> [Records for processing]
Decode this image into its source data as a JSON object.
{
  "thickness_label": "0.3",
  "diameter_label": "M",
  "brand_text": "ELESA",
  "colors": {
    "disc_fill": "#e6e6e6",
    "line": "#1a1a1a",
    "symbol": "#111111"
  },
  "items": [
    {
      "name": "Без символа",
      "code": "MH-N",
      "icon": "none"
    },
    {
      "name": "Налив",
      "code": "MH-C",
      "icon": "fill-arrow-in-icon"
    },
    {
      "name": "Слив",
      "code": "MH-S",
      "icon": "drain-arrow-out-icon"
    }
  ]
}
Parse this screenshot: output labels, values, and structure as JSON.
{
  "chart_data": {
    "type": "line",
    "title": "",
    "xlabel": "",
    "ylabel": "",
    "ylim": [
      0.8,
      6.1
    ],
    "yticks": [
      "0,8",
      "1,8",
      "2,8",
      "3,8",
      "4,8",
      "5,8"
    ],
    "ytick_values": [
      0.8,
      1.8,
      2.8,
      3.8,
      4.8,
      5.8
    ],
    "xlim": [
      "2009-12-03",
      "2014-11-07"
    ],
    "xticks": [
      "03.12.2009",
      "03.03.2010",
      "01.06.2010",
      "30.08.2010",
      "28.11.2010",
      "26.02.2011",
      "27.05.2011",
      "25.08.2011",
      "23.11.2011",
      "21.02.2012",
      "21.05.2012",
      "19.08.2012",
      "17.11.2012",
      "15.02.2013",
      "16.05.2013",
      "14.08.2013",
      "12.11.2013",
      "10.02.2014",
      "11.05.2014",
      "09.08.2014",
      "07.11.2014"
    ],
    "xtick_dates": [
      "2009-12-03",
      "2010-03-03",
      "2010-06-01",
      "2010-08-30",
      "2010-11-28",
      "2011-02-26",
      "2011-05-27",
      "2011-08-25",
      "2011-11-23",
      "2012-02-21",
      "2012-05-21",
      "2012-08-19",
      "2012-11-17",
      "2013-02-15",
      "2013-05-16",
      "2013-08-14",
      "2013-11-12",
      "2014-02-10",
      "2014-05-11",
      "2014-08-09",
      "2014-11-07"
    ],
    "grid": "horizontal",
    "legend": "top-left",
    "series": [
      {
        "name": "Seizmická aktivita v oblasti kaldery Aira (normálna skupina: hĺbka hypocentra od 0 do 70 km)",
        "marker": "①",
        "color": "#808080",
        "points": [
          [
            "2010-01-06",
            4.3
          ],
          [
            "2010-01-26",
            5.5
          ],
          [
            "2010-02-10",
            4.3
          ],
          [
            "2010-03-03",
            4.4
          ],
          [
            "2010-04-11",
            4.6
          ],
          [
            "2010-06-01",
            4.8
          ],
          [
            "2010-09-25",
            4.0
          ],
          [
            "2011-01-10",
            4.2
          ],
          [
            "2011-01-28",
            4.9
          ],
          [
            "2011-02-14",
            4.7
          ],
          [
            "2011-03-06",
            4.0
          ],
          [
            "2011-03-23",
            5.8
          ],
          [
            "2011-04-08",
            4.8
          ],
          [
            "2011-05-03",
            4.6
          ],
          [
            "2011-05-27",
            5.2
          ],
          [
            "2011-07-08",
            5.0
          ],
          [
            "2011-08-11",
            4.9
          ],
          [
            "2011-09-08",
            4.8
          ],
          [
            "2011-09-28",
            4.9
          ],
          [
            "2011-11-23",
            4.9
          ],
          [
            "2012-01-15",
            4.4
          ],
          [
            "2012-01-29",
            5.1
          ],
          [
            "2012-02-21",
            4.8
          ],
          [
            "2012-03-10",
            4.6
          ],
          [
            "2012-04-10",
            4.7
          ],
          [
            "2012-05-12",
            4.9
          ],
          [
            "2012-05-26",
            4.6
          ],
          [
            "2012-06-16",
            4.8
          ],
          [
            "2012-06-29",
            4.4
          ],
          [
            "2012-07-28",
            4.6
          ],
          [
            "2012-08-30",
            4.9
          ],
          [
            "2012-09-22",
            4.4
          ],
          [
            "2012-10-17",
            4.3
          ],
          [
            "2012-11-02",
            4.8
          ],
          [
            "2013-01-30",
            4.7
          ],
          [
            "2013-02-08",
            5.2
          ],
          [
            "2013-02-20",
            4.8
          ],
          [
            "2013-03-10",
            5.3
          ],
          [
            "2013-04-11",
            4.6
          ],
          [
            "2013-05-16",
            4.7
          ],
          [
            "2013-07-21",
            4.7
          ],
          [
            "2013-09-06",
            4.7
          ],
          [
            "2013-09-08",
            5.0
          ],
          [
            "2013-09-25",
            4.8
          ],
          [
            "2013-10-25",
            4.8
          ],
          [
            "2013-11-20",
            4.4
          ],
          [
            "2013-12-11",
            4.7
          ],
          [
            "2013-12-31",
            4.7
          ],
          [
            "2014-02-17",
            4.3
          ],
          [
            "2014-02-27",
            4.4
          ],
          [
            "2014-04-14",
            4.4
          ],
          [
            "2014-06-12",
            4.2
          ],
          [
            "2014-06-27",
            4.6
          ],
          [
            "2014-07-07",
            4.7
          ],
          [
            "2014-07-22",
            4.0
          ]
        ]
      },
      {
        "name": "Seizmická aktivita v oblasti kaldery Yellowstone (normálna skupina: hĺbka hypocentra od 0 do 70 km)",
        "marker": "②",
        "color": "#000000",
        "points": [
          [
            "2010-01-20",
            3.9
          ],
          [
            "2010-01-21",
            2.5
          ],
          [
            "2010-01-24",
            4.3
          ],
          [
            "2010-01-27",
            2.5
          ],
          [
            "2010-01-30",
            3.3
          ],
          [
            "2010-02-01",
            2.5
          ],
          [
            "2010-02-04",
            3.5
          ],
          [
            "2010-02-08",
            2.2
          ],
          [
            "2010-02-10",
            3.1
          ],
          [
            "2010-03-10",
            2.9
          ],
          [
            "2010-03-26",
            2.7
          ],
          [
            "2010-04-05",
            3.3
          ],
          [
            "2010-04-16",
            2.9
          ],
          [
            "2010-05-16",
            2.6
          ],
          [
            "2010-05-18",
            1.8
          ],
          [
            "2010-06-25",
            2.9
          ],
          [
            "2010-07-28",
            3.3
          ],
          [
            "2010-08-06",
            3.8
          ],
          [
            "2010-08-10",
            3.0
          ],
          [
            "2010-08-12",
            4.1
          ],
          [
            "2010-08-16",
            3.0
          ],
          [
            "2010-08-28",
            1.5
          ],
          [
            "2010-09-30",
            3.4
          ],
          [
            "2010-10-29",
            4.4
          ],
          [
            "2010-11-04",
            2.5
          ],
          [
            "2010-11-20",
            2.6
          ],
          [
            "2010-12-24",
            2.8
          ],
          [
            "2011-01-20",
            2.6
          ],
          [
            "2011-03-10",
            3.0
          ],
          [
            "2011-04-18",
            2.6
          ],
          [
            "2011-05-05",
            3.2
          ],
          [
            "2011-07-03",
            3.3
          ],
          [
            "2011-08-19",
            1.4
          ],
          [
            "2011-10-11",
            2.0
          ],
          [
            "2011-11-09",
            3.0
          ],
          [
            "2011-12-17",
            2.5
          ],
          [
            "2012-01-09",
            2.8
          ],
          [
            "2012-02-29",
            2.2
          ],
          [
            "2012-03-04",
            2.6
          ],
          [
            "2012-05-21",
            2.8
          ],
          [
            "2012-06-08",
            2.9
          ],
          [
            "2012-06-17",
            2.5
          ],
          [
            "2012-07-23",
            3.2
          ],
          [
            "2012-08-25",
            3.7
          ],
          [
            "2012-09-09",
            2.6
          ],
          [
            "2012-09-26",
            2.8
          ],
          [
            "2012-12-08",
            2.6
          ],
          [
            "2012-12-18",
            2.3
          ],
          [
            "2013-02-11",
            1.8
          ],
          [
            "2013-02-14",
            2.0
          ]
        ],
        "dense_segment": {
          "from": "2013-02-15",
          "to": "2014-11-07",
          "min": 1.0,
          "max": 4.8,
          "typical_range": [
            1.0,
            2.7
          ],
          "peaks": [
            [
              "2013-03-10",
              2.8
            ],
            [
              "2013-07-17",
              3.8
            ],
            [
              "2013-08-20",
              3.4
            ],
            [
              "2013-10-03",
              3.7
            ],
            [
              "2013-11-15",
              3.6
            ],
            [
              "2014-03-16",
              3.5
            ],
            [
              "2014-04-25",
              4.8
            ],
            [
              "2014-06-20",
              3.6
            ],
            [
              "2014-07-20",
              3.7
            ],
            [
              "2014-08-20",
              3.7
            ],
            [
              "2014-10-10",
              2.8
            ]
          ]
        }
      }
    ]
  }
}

> [What to produce]
Tally the lines of the preceding listing in which the word "hypocentra" appears; state nothing but the total.

> [Exercise answer]
2